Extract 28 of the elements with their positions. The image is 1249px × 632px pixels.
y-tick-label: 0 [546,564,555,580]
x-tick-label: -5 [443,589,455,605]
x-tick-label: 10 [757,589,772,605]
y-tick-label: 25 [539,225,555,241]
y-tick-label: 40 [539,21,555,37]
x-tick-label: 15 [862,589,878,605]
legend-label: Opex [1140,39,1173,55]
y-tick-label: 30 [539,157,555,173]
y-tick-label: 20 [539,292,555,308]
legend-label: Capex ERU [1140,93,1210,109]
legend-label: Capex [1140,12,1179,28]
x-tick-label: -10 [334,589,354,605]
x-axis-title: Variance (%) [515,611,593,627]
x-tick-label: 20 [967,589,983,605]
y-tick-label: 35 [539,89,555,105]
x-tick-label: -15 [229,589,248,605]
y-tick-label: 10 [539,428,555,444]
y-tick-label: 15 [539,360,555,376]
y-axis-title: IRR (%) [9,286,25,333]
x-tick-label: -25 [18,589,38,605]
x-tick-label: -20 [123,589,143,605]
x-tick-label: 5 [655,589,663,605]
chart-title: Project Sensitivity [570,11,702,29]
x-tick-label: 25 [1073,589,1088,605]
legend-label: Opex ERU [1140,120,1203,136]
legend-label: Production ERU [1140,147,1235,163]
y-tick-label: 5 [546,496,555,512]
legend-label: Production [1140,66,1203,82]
------------------------------------------------
- **Written exercise**
Reproduce every one of the lines above without any change.

- **Response to this exercise**
Extract 28 of the elements with their positions. The image is 1249px × 632px pixels.
y-tick-label: 0 [546,564,555,580]
x-tick-label: -5 [443,589,455,605]
x-tick-label: 10 [757,589,772,605]
y-tick-label: 25 [539,225,555,241]
y-tick-label: 40 [539,21,555,37]
x-tick-label: 15 [862,589,878,605]
legend-label: Opex [1140,39,1173,55]
y-tick-label: 30 [539,157,555,173]
y-tick-label: 20 [539,292,555,308]
legend-label: Capex ERU [1140,93,1210,109]
legend-label: Capex [1140,12,1179,28]
x-tick-label: -10 [334,589,354,605]
x-axis-title: Variance (%) [515,611,593,627]
x-tick-label: 20 [967,589,983,605]
y-tick-label: 35 [539,89,555,105]
x-tick-label: -15 [229,589,248,605]
y-tick-label: 10 [539,428,555,444]
y-tick-label: 15 [539,360,555,376]
y-axis-title: IRR (%) [9,286,25,333]
x-tick-label: -25 [18,589,38,605]
x-tick-label: -20 [123,589,143,605]
x-tick-label: 5 [655,589,663,605]
chart-title: Project Sensitivity [570,11,702,29]
x-tick-label: 25 [1073,589,1088,605]
legend-label: Opex ERU [1140,120,1203,136]
legend-label: Production ERU [1140,147,1235,163]
y-tick-label: 5 [546,496,555,512]
legend-label: Production [1140,66,1203,82]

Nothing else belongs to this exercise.